**Records shown**

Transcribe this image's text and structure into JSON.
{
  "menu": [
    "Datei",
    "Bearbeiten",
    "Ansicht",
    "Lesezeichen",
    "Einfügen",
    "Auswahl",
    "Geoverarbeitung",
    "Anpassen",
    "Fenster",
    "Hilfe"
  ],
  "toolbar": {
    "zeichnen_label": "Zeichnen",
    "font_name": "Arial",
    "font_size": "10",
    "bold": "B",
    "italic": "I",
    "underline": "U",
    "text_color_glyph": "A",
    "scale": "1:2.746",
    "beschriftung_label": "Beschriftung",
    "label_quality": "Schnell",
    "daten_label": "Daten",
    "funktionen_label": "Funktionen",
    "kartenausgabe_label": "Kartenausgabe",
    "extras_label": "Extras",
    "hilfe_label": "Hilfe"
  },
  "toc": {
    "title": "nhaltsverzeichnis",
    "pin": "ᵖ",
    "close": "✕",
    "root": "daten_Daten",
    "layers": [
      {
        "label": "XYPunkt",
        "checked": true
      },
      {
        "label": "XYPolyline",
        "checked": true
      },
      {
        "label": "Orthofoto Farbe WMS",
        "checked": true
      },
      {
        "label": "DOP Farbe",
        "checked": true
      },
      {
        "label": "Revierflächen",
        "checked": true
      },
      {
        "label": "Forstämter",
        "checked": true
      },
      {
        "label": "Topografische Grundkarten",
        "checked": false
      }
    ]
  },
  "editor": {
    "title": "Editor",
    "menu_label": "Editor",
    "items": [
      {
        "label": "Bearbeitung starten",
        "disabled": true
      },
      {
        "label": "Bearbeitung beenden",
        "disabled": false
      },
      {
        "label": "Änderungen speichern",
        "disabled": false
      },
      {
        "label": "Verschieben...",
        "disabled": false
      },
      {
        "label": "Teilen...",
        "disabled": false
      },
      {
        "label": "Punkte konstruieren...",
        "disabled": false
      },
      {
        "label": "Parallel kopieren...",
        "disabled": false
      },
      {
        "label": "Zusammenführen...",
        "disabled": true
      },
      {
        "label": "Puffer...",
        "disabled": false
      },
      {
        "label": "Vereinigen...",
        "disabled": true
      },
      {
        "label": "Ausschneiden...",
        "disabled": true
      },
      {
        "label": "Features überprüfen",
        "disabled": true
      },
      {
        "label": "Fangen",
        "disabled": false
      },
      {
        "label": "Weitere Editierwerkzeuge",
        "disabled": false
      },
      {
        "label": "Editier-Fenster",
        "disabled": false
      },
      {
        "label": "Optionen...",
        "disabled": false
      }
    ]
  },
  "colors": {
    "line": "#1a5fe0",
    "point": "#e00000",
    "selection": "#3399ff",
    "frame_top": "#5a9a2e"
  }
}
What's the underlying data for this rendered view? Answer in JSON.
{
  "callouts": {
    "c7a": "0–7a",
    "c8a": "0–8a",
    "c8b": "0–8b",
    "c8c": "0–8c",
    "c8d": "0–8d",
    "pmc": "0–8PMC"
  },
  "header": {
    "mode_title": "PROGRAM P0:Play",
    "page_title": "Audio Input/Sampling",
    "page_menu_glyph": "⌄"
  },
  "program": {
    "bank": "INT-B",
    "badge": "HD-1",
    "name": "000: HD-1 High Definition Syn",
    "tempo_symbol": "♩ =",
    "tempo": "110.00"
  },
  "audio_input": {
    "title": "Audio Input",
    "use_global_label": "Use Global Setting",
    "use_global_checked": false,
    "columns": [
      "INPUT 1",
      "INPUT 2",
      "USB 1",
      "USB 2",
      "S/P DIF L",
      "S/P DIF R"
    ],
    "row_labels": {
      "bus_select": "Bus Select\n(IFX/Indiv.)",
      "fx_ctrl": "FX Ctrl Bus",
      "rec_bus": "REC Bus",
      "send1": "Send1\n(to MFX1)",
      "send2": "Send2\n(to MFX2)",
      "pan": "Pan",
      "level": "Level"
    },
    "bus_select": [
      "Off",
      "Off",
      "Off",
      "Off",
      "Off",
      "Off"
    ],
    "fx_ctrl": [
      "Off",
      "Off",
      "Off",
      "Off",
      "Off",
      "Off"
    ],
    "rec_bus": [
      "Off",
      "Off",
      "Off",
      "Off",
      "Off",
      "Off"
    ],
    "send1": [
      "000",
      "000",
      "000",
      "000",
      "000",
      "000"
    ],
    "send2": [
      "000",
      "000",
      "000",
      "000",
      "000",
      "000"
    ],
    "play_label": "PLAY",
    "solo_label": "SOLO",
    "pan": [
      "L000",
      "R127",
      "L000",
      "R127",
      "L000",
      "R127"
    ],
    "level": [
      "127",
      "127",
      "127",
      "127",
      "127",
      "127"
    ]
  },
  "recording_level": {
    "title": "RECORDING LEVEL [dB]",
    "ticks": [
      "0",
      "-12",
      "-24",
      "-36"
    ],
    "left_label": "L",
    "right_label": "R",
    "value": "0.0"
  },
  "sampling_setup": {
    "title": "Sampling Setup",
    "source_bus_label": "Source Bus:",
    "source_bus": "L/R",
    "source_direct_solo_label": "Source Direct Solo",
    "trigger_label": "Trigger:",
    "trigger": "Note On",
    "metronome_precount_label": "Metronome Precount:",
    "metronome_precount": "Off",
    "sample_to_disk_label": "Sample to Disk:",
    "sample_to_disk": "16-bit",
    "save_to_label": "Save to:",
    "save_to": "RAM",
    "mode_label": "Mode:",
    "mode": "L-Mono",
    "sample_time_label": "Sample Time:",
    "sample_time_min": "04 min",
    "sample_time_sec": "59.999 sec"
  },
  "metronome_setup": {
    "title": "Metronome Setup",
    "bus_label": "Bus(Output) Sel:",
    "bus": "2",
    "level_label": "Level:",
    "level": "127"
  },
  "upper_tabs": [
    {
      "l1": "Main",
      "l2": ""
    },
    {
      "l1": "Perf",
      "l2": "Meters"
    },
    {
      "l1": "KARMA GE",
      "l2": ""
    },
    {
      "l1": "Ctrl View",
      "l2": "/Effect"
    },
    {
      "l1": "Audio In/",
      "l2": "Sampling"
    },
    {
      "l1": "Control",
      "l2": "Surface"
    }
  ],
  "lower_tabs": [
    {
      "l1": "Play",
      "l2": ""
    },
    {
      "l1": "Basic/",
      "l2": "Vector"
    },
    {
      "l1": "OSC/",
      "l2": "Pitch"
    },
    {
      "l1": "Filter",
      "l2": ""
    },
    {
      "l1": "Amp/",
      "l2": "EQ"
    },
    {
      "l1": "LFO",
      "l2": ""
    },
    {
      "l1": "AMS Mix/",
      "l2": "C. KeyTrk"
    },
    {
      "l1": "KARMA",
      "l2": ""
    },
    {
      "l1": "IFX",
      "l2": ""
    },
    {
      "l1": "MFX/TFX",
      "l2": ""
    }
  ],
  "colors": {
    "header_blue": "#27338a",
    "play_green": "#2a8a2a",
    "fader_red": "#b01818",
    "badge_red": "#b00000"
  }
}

**What you will do**
Every record above should be copied exactly.

**Completed task**
Transcribe this image's text and structure into JSON.
{
  "menu": [
    "Datei",
    "Bearbeiten",
    "Ansicht",
    "Lesezeichen",
    "Einfügen",
    "Auswahl",
    "Geoverarbeitung",
    "Anpassen",
    "Fenster",
    "Hilfe"
  ],
  "toolbar": {
    "zeichnen_label": "Zeichnen",
    "font_name": "Arial",
    "font_size": "10",
    "bold": "B",
    "italic": "I",
    "underline": "U",
    "text_color_glyph": "A",
    "scale": "1:2.746",
    "beschriftung_label": "Beschriftung",
    "label_quality": "Schnell",
    "daten_label": "Daten",
    "funktionen_label": "Funktionen",
    "kartenausgabe_label": "Kartenausgabe",
    "extras_label": "Extras",
    "hilfe_label": "Hilfe"
  },
  "toc": {
    "title": "nhaltsverzeichnis",
    "pin": "ᵖ",
    "close": "✕",
    "root": "daten_Daten",
    "layers": [
      {
        "label": "XYPunkt",
        "checked": true
      },
      {
        "label": "XYPolyline",
        "checked": true
      },
      {
        "label": "Orthofoto Farbe WMS",
        "checked": true
      },
      {
        "label": "DOP Farbe",
        "checked": true
      },
      {
        "label": "Revierflächen",
        "checked": true
      },
      {
        "label": "Forstämter",
        "checked": true
      },
      {
        "label": "Topografische Grundkarten",
        "checked": false
      }
    ]
  },
  "editor": {
    "title": "Editor",
    "menu_label": "Editor",
    "items": [
      {
        "label": "Bearbeitung starten",
        "disabled": true
      },
      {
        "label": "Bearbeitung beenden",
        "disabled": false
      },
      {
        "label": "Änderungen speichern",
        "disabled": false
      },
      {
        "label": "Verschieben...",
        "disabled": false
      },
      {
        "label": "Teilen...",
        "disabled": false
      },
      {
        "label": "Punkte konstruieren...",
        "disabled": false
      },
      {
        "label": "Parallel kopieren...",
        "disabled": false
      },
      {
        "label": "Zusammenführen...",
        "disabled": true
      },
      {
        "label": "Puffer...",
        "disabled": false
      },
      {
        "label": "Vereinigen...",
        "disabled": true
      },
      {
        "label": "Ausschneiden...",
        "disabled": true
      },
      {
        "label": "Features überprüfen",
        "disabled": true
      },
      {
        "label": "Fangen",
        "disabled": false
      },
      {
        "label": "Weitere Editierwerkzeuge",
        "disabled": false
      },
      {
        "label": "Editier-Fenster",
        "disabled": false
      },
      {
        "label": "Optionen...",
        "disabled": false
      }
    ]
  },
  "colors": {
    "line": "#1a5fe0",
    "point": "#e00000",
    "selection": "#3399ff",
    "frame_top": "#5a9a2e"
  }
}
What's the underlying data for this rendered view? Answer in JSON.
{
  "callouts": {
    "c7a": "0–7a",
    "c8a": "0–8a",
    "c8b": "0–8b",
    "c8c": "0–8c",
    "c8d": "0–8d",
    "pmc": "0–8PMC"
  },
  "header": {
    "mode_title": "PROGRAM P0:Play",
    "page_title": "Audio Input/Sampling",
    "page_menu_glyph": "⌄"
  },
  "program": {
    "bank": "INT-B",
    "badge": "HD-1",
    "name": "000: HD-1 High Definition Syn",
    "tempo_symbol": "♩ =",
    "tempo": "110.00"
  },
  "audio_input": {
    "title": "Audio Input",
    "use_global_label": "Use Global Setting",
    "use_global_checked": false,
    "columns": [
      "INPUT 1",
      "INPUT 2",
      "USB 1",
      "USB 2",
      "S/P DIF L",
      "S/P DIF R"
    ],
    "row_labels": {
      "bus_select": "Bus Select\n(IFX/Indiv.)",
      "fx_ctrl": "FX Ctrl Bus",
      "rec_bus": "REC Bus",
      "send1": "Send1\n(to MFX1)",
      "send2": "Send2\n(to MFX2)",
      "pan": "Pan",
      "level": "Level"
    },
    "bus_select": [
      "Off",
      "Off",
      "Off",
      "Off",
      "Off",
      "Off"
    ],
    "fx_ctrl": [
      "Off",
      "Off",
      "Off",
      "Off",
      "Off",
      "Off"
    ],
    "rec_bus": [
      "Off",
      "Off",
      "Off",
      "Off",
      "Off",
      "Off"
    ],
    "send1": [
      "000",
      "000",
      "000",
      "000",
      "000",
      "000"
    ],
    "send2": [
      "000",
      "000",
      "000",
      "000",
      "000",
      "000"
    ],
    "play_label": "PLAY",
    "solo_label": "SOLO",
    "pan": [
      "L000",
      "R127",
      "L000",
      "R127",
      "L000",
      "R127"
    ],
    "level": [
      "127",
      "127",
      "127",
      "127",
      "127",
      "127"
    ]
  },
  "recording_level": {
    "title": "RECORDING LEVEL [dB]",
    "ticks": [
      "0",
      "-12",
      "-24",
      "-36"
    ],
    "left_label": "L",
    "right_label": "R",
    "value": "0.0"
  },
  "sampling_setup": {
    "title": "Sampling Setup",
    "source_bus_label": "Source Bus:",
    "source_bus": "L/R",
    "source_direct_solo_label": "Source Direct Solo",
    "trigger_label": "Trigger:",
    "trigger": "Note On",
    "metronome_precount_label": "Metronome Precount:",
    "metronome_precount": "Off",
    "sample_to_disk_label": "Sample to Disk:",
    "sample_to_disk": "16-bit",
    "save_to_label": "Save to:",
    "save_to": "RAM",
    "mode_label": "Mode:",
    "mode": "L-Mono",
    "sample_time_label": "Sample Time:",
    "sample_time_min": "04 min",
    "sample_time_sec": "59.999 sec"
  },
  "metronome_setup": {
    "title": "Metronome Setup",
    "bus_label": "Bus(Output) Sel:",
    "bus": "2",
    "level_label": "Level:",
    "level": "127"
  },
  "upper_tabs": [
    {
      "l1": "Main",
      "l2": ""
    },
    {
      "l1": "Perf",
      "l2": "Meters"
    },
    {
      "l1": "KARMA GE",
      "l2": ""
    },
    {
      "l1": "Ctrl View",
      "l2": "/Effect"
    },
    {
      "l1": "Audio In/",
      "l2": "Sampling"
    },
    {
      "l1": "Control",
      "l2": "Surface"
    }
  ],
  "lower_tabs": [
    {
      "l1": "Play",
      "l2": ""
    },
    {
      "l1": "Basic/",
      "l2": "Vector"
    },
    {
      "l1": "OSC/",
      "l2": "Pitch"
    },
    {
      "l1": "Filter",
      "l2": ""
    },
    {
      "l1": "Amp/",
      "l2": "EQ"
    },
    {
      "l1": "LFO",
      "l2": ""
    },
    {
      "l1": "AMS Mix/",
      "l2": "C. KeyTrk"
    },
    {
      "l1": "KARMA",
      "l2": ""
    },
    {
      "l1": "IFX",
      "l2": ""
    },
    {
      "l1": "MFX/TFX",
      "l2": ""
    }
  ],
  "colors": {
    "header_blue": "#27338a",
    "play_green": "#2a8a2a",
    "fader_red": "#b01818",
    "badge_red": "#b00000"
  }
}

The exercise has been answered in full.